-- start of LISTED ENTRIES --
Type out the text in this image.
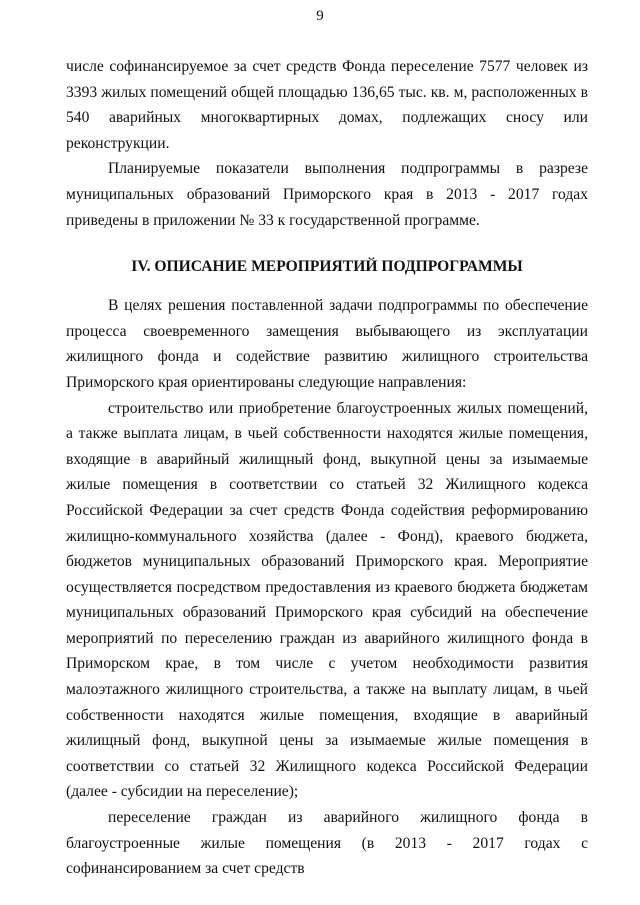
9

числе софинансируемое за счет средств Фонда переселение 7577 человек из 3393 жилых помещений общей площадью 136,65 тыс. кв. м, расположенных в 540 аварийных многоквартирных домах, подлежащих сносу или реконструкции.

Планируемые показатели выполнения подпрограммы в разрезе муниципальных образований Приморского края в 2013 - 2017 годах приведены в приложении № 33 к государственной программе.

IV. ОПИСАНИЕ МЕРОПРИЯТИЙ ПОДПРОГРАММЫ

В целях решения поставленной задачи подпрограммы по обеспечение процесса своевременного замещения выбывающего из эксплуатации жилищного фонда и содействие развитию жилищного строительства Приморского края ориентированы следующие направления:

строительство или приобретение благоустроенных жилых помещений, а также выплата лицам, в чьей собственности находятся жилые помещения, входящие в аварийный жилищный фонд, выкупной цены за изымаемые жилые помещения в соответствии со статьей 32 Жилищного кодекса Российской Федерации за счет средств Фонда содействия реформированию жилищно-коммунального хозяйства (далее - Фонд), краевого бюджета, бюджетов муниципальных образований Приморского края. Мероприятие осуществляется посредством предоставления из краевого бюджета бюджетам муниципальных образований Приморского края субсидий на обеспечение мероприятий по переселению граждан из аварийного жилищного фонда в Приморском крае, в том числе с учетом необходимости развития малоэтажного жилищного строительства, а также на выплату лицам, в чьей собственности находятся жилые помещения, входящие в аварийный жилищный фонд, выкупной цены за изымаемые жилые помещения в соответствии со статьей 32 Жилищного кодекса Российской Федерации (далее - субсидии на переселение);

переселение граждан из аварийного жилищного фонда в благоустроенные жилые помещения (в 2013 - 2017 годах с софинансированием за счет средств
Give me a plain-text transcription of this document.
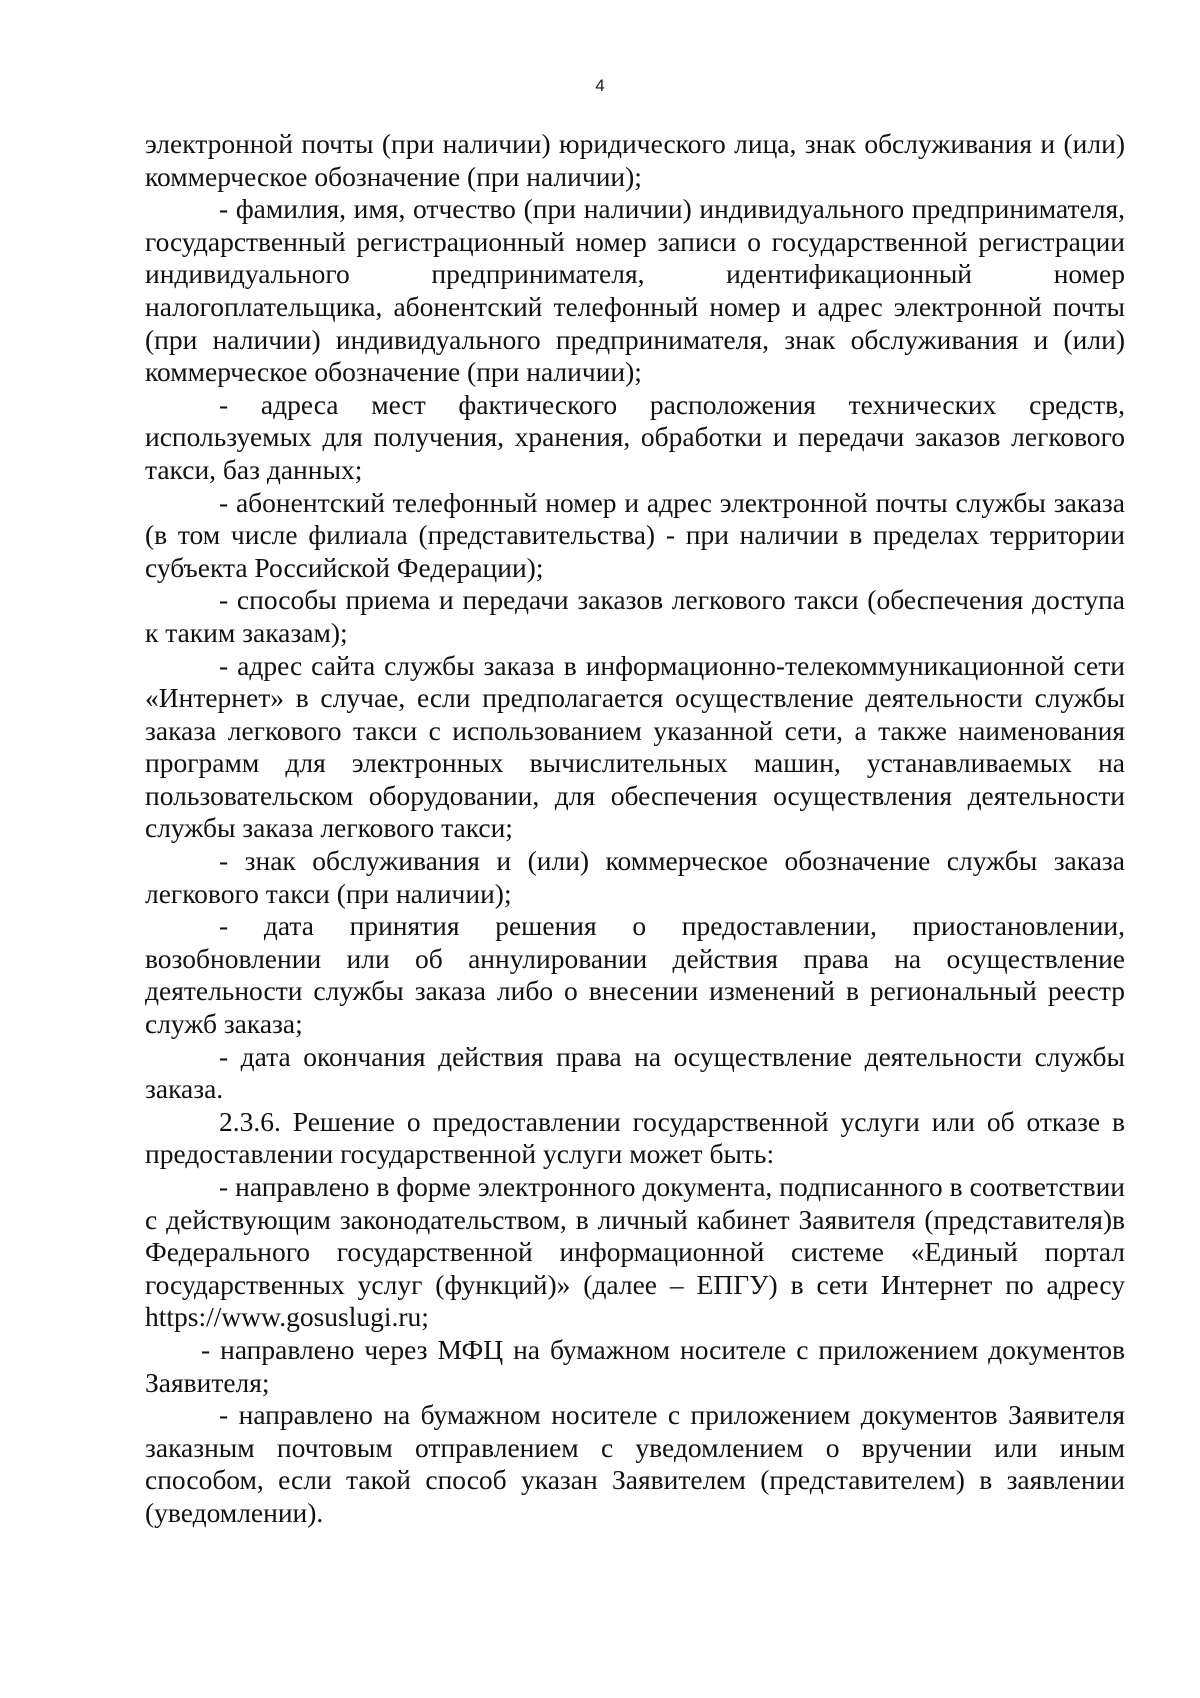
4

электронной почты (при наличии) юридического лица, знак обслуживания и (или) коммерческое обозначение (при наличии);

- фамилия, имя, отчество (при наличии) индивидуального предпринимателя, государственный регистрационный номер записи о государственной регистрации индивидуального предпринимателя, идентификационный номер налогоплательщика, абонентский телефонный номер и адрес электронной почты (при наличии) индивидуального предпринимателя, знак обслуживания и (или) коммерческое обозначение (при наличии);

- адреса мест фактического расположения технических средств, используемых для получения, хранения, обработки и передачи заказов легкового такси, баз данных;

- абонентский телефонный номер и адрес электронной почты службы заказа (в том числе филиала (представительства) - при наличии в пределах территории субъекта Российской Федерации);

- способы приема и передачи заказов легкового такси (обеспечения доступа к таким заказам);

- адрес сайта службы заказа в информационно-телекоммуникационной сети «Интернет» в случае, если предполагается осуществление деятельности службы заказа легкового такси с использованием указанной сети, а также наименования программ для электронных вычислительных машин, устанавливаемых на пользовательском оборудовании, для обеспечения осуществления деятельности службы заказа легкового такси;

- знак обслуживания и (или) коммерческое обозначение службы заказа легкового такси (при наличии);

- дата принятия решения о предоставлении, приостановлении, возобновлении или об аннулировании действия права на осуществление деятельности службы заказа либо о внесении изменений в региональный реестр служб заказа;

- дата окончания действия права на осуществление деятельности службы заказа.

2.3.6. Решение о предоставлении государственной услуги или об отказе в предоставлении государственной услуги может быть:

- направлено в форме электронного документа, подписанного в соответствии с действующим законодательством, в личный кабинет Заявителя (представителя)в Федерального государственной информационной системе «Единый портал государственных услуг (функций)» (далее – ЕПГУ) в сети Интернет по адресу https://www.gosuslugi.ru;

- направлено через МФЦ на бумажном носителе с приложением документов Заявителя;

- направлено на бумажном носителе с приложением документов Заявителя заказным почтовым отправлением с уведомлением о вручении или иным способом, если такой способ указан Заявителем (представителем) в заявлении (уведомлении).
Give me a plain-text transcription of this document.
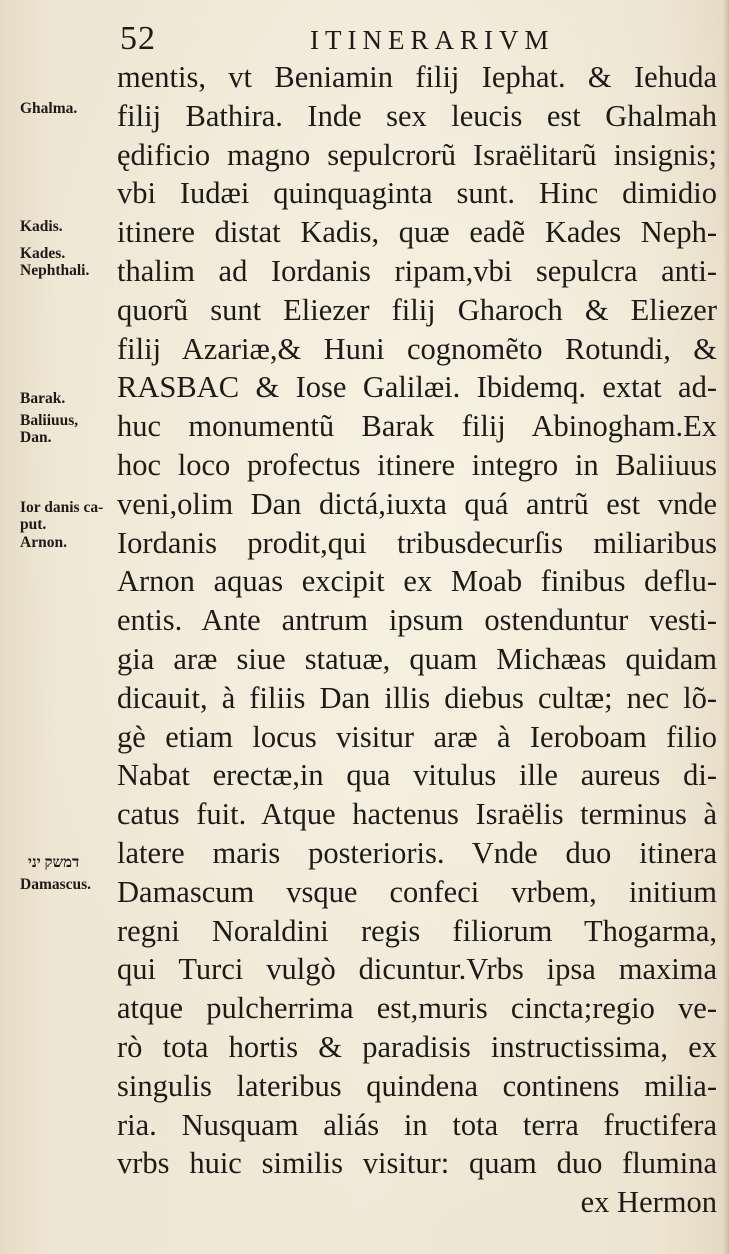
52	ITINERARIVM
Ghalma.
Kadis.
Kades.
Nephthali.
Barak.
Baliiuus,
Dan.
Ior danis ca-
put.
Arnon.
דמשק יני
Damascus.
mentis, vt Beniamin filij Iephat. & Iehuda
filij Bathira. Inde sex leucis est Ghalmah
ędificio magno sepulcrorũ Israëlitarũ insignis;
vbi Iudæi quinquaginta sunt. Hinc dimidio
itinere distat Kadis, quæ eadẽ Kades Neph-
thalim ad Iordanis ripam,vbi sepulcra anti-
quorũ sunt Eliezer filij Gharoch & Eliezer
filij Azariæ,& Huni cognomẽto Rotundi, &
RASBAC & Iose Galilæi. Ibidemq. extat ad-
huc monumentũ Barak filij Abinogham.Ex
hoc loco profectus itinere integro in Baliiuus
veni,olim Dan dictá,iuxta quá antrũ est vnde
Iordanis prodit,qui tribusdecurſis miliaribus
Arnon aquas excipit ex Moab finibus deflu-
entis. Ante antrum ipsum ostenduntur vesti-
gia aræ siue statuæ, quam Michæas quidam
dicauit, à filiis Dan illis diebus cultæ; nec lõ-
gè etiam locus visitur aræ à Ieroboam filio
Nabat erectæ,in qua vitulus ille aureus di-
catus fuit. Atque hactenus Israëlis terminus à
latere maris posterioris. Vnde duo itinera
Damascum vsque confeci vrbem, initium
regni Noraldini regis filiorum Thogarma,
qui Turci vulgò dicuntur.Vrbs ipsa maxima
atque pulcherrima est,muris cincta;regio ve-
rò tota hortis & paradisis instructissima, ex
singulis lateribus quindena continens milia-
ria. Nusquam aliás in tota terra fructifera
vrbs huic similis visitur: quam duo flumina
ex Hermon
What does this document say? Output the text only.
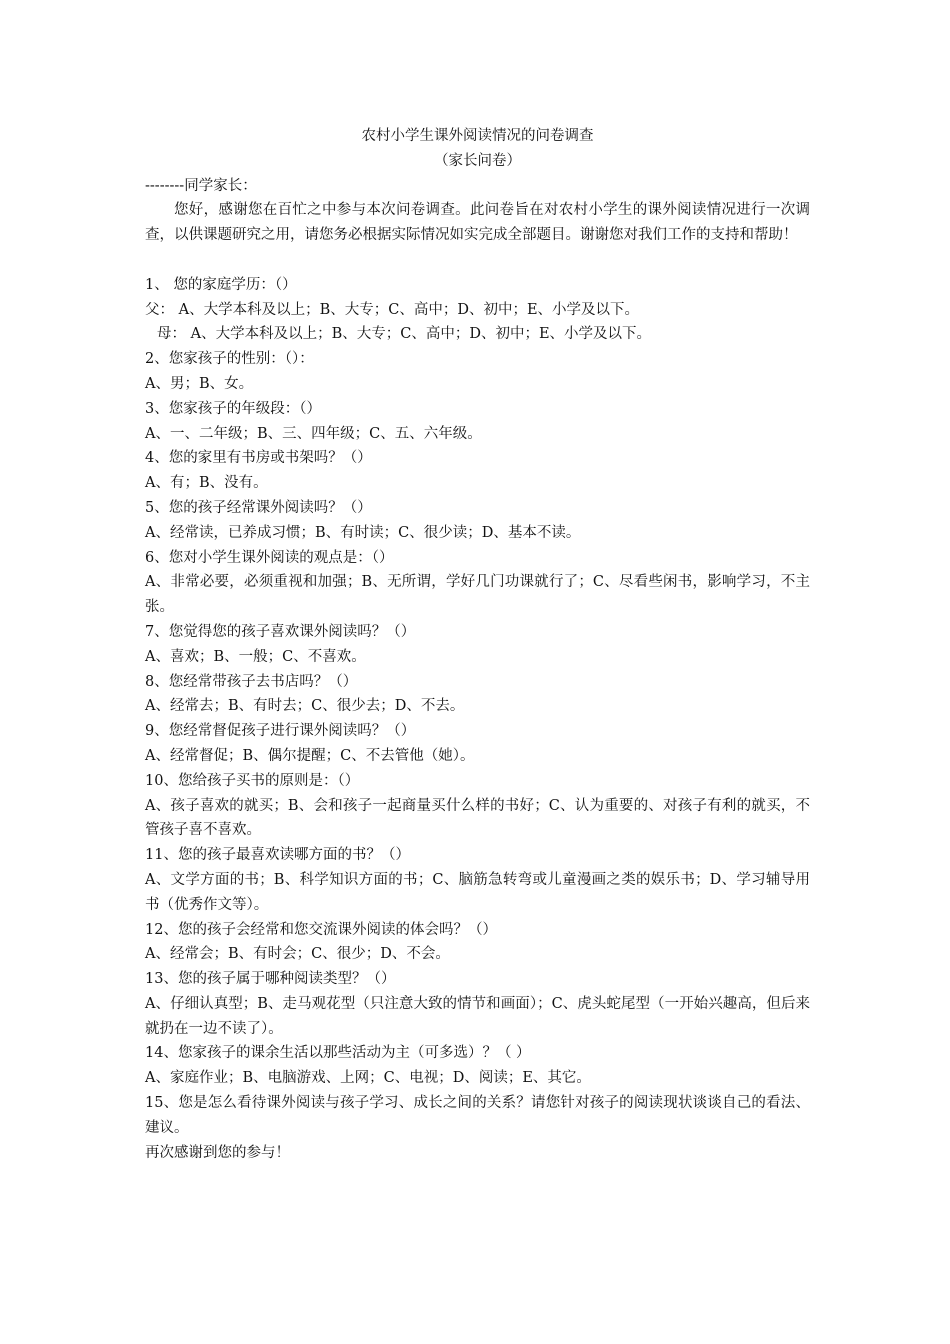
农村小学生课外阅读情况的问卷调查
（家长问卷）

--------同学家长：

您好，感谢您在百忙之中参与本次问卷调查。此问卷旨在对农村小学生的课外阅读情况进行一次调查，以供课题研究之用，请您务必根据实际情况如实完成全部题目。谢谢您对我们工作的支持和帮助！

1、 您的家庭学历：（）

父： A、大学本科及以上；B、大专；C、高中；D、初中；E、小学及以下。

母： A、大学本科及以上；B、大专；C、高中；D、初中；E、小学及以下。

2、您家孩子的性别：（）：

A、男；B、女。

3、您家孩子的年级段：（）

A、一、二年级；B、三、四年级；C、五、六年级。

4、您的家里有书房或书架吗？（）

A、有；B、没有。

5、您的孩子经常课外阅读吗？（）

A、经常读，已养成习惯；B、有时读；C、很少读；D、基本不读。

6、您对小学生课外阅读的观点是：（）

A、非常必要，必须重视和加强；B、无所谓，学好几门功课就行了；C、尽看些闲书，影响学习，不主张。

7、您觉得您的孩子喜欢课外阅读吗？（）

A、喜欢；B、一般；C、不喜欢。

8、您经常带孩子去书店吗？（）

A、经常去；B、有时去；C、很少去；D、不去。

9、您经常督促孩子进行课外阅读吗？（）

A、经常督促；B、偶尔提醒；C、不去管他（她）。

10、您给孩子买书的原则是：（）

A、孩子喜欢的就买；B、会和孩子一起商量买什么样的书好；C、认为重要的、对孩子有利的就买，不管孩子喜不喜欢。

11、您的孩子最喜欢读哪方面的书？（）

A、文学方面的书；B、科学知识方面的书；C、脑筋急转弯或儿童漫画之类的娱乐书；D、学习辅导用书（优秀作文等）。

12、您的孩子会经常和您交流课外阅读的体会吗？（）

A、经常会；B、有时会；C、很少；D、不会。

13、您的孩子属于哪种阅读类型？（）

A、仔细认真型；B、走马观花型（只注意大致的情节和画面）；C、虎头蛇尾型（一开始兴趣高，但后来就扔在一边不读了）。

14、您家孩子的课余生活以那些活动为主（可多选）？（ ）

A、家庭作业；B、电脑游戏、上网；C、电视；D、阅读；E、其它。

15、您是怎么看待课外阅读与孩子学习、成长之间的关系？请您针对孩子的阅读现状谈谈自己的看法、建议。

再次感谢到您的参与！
-- end of LISTED ENTRIES --
Using the listing, copy every line where the word "Kadis" shows up.

Kadis.
itinere distat Kadis, quæ eadẽ Kades Neph-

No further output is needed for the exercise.